▶ Aim of the task
In the entries below, the word "text" appears on some lines. Copy each of those lines.

Component data from apps and pages:
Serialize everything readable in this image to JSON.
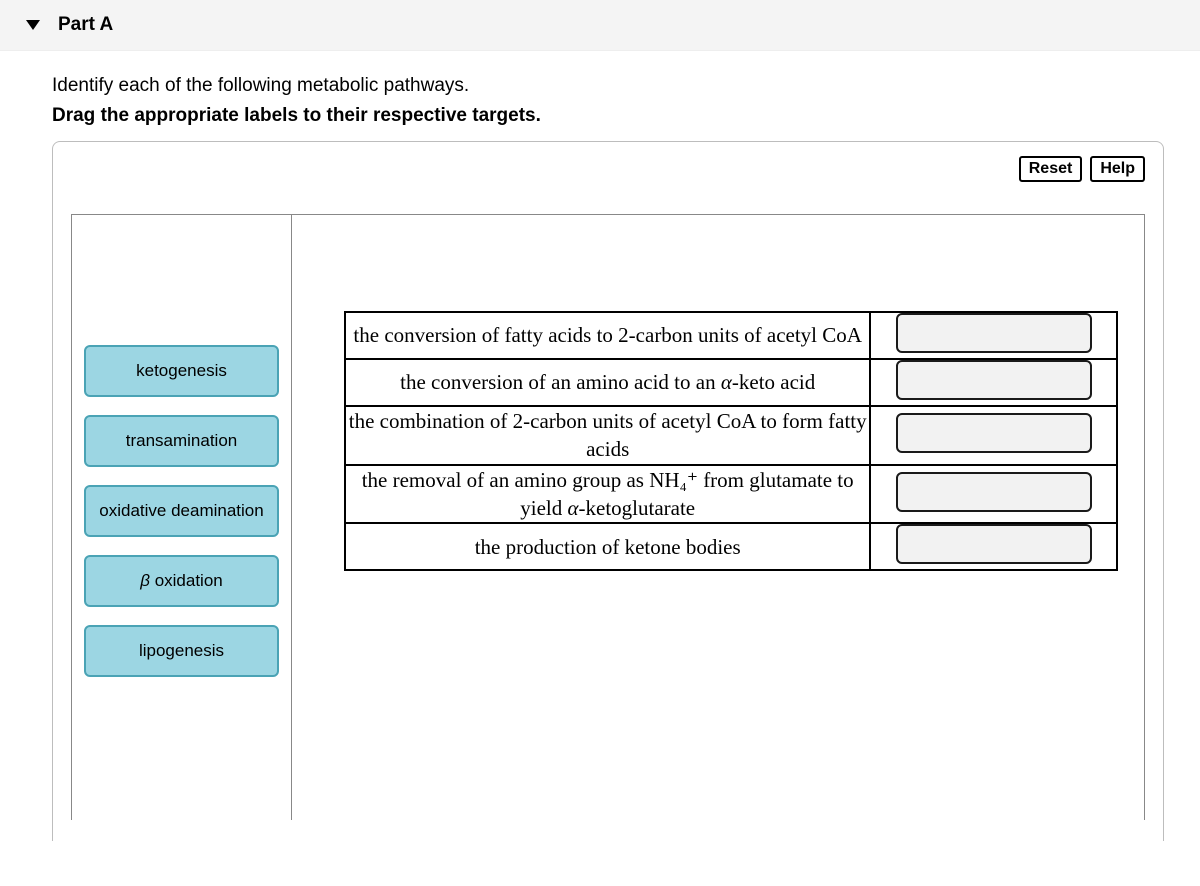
{
  "header": {
    "part_label": "Part A"
  },
  "instructions": {
    "line1": "Identify each of the following metabolic pathways.",
    "line2": "Drag the appropriate labels to their respective targets."
  },
  "buttons": {
    "reset": "Reset",
    "help": "Help"
  },
  "labels": [
    {
      "text": "ketogenesis"
    },
    {
      "text": "transamination"
    },
    {
      "text": "oxidative deamination"
    },
    {
      "prefix": "β",
      "suffix": " oxidation"
    },
    {
      "text": "lipogenesis"
    }
  ],
  "rows": [
    {
      "desc_plain": "the conversion of fatty acids to 2-carbon units of acetyl CoA"
    },
    {
      "desc_pre": "the conversion of an amino acid to an ",
      "desc_alpha": "α",
      "desc_post": "-keto acid"
    },
    {
      "desc_plain": "the combination of 2-carbon units of acetyl CoA to form fatty acids"
    },
    {
      "desc_pre": "the removal of an amino group as NH₄⁺ from glutamate to yield ",
      "desc_alpha": "α",
      "desc_post": "-ketoglutarate"
    },
    {
      "desc_plain": "the production of ketone bodies"
    }
  ]
}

▶ Your solution
      "text": "ketogenesis"
      "text": "transamination"
      "text": "oxidative deamination"
      "text": "lipogenesis"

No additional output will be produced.